START STORED ROWS

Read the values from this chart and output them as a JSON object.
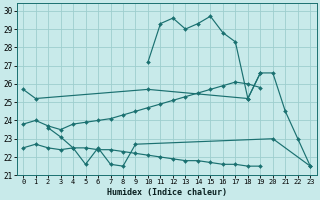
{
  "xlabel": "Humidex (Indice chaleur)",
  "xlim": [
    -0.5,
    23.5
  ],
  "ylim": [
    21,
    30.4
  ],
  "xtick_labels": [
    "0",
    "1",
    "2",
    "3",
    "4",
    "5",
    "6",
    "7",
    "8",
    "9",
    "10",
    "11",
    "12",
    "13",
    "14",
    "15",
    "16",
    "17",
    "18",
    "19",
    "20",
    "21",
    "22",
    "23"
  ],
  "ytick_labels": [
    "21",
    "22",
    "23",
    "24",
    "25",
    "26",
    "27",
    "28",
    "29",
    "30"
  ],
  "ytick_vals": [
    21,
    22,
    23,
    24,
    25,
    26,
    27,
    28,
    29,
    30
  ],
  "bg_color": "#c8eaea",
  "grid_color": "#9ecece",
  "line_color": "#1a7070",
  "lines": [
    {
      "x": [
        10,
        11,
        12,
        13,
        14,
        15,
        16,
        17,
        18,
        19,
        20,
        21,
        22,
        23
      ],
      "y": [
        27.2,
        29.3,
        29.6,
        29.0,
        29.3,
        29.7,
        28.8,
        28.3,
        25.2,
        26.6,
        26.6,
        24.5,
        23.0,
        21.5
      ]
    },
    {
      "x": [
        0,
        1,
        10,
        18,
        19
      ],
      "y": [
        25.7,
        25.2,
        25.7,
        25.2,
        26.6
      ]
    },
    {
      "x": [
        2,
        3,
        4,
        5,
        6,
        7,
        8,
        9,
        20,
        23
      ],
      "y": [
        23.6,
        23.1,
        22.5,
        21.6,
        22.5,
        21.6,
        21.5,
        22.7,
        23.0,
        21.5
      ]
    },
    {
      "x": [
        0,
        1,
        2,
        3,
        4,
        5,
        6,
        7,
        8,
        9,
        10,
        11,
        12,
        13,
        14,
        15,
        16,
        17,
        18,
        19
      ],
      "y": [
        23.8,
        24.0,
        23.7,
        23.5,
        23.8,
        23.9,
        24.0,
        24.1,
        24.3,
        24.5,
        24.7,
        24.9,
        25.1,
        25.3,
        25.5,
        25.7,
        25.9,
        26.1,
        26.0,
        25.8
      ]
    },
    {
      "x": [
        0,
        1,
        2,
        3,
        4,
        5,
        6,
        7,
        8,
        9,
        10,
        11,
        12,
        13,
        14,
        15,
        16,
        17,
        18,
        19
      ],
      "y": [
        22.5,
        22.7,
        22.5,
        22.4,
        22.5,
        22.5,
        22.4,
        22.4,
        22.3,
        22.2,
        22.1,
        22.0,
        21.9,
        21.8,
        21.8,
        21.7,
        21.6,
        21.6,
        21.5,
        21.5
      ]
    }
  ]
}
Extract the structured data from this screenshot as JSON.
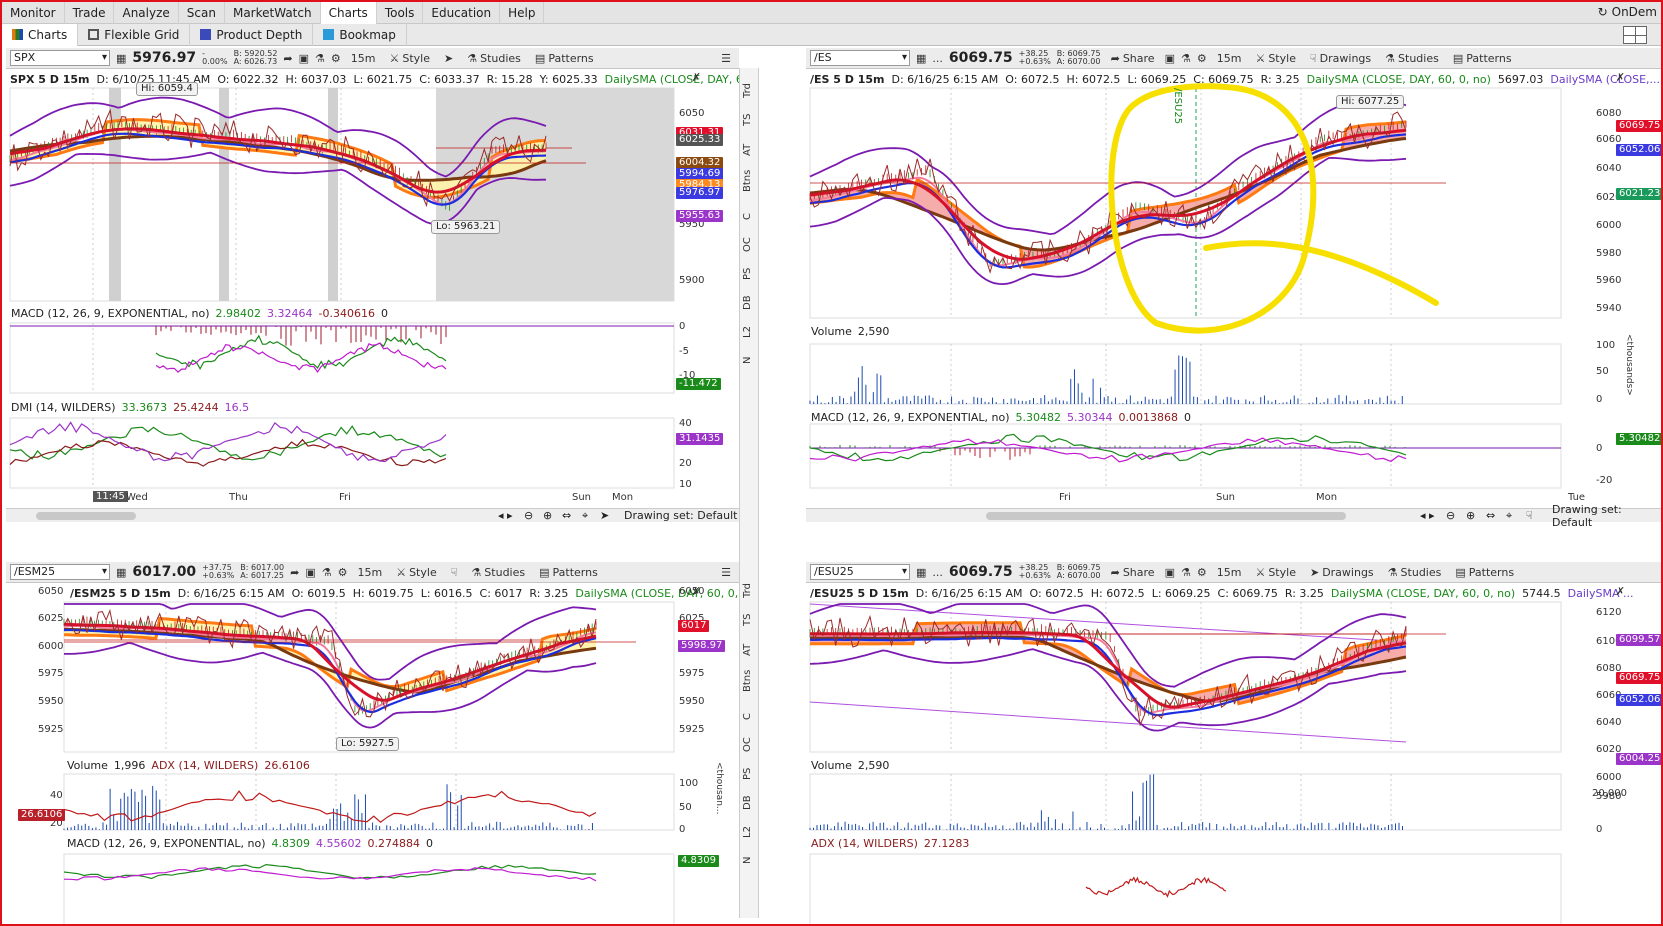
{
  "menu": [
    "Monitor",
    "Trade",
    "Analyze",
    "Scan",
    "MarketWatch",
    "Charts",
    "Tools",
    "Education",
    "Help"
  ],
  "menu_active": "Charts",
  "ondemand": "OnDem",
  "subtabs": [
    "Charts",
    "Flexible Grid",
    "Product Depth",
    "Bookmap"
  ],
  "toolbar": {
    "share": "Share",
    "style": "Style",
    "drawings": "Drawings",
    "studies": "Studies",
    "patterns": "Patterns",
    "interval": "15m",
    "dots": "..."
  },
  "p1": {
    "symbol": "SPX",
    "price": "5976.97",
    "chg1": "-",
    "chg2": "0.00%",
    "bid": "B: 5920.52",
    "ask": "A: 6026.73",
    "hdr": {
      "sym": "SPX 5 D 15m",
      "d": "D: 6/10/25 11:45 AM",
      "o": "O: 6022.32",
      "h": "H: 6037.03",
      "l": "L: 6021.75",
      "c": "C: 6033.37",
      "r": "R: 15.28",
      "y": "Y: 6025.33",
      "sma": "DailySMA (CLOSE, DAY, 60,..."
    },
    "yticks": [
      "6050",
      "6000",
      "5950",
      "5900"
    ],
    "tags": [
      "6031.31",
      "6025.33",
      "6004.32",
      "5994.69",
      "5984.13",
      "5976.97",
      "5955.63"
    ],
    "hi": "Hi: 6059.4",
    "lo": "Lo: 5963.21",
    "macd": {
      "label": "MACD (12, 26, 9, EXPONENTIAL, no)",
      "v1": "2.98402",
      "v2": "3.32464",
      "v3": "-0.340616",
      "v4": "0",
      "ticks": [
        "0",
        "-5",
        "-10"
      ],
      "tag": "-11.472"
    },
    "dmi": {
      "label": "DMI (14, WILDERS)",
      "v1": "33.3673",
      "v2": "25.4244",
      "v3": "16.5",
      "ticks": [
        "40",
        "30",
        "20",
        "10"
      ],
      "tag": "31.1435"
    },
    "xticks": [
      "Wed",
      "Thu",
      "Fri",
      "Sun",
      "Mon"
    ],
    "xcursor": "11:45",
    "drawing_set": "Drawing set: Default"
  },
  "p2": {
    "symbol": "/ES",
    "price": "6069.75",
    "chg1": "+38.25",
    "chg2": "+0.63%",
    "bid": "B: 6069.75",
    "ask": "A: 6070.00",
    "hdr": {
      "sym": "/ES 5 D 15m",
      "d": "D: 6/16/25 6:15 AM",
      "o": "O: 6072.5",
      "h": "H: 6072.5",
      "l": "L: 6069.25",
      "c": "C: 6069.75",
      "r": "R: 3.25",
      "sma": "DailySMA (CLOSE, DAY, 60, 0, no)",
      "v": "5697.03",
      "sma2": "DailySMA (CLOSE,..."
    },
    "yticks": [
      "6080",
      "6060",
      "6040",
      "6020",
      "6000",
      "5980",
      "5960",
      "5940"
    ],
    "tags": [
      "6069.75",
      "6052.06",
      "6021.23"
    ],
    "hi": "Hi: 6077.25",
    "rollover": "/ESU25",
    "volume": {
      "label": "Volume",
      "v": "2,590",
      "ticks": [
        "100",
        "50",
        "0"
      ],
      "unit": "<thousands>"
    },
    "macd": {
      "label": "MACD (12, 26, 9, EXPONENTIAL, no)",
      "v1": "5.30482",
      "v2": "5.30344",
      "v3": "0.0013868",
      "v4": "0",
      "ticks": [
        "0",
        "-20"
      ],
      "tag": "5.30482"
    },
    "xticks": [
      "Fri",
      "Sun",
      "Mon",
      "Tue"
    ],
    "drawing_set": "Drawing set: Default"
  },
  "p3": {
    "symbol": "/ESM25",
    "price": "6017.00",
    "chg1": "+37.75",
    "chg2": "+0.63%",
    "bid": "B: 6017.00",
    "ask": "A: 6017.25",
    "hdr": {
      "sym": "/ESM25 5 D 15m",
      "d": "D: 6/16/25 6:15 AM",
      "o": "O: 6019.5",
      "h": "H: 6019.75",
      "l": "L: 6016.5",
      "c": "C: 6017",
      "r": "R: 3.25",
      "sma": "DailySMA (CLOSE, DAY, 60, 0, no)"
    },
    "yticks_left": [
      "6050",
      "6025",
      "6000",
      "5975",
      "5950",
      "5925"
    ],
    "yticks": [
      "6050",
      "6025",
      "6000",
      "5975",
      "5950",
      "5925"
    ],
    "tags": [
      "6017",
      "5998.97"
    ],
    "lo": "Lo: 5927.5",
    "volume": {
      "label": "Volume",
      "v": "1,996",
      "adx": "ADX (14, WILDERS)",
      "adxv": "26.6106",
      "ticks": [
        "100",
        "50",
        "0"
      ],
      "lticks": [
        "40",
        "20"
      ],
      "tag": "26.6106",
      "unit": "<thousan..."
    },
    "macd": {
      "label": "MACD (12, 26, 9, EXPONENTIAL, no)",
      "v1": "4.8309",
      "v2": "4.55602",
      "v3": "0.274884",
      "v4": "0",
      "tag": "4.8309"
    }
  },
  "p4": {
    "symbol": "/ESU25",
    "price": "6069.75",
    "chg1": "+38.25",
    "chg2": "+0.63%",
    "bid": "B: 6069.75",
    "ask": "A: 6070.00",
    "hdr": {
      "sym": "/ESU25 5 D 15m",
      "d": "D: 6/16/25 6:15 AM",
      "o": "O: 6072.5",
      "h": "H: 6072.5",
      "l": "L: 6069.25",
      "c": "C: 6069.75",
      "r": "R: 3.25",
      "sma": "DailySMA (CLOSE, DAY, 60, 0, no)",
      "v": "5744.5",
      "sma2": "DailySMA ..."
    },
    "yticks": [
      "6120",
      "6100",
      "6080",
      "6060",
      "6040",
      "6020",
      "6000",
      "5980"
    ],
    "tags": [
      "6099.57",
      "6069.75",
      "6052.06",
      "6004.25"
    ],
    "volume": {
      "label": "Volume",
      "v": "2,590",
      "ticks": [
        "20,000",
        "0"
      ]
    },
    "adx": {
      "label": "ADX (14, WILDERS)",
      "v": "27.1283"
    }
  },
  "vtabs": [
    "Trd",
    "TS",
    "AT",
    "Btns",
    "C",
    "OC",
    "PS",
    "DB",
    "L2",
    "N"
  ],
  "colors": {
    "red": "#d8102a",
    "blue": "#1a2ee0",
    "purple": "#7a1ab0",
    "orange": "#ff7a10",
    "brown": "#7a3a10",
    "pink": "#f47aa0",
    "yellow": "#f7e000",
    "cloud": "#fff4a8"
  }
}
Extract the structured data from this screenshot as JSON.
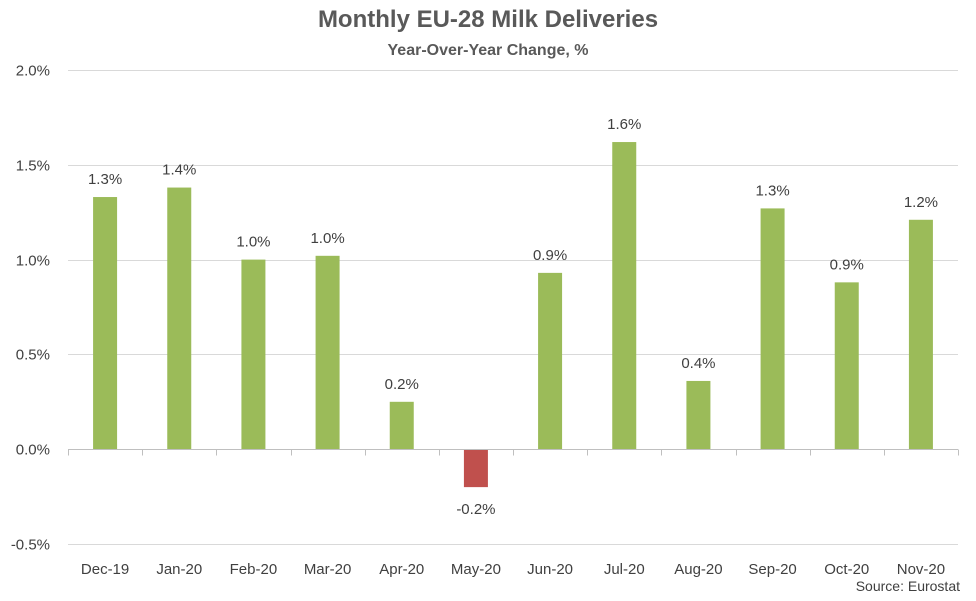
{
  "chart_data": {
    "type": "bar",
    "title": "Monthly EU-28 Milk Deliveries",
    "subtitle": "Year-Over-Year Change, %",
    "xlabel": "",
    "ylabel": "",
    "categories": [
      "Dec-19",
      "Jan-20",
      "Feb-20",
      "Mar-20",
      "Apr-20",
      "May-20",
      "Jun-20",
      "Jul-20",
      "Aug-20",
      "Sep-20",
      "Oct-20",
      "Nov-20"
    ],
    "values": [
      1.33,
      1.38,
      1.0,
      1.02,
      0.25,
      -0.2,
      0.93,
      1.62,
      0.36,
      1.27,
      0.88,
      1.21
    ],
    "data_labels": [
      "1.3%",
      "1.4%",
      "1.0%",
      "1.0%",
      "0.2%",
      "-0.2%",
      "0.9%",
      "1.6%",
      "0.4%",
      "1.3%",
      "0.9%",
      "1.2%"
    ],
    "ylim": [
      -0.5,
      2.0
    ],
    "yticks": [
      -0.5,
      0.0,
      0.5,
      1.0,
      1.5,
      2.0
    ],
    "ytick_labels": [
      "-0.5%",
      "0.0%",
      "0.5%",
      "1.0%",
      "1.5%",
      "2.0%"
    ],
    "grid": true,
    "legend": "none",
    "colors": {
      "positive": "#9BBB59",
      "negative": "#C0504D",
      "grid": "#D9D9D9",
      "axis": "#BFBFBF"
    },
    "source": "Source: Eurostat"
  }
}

END STORED ROWS

● **REQUIREMENT**: Search the listing for the word "WILDERS". Copy every line in which it occurs.

● **FULL OUTPUT**:
      "label": "DMI (14, WILDERS)",
      "adx": "ADX (14, WILDERS)",
      "label": "ADX (14, WILDERS)",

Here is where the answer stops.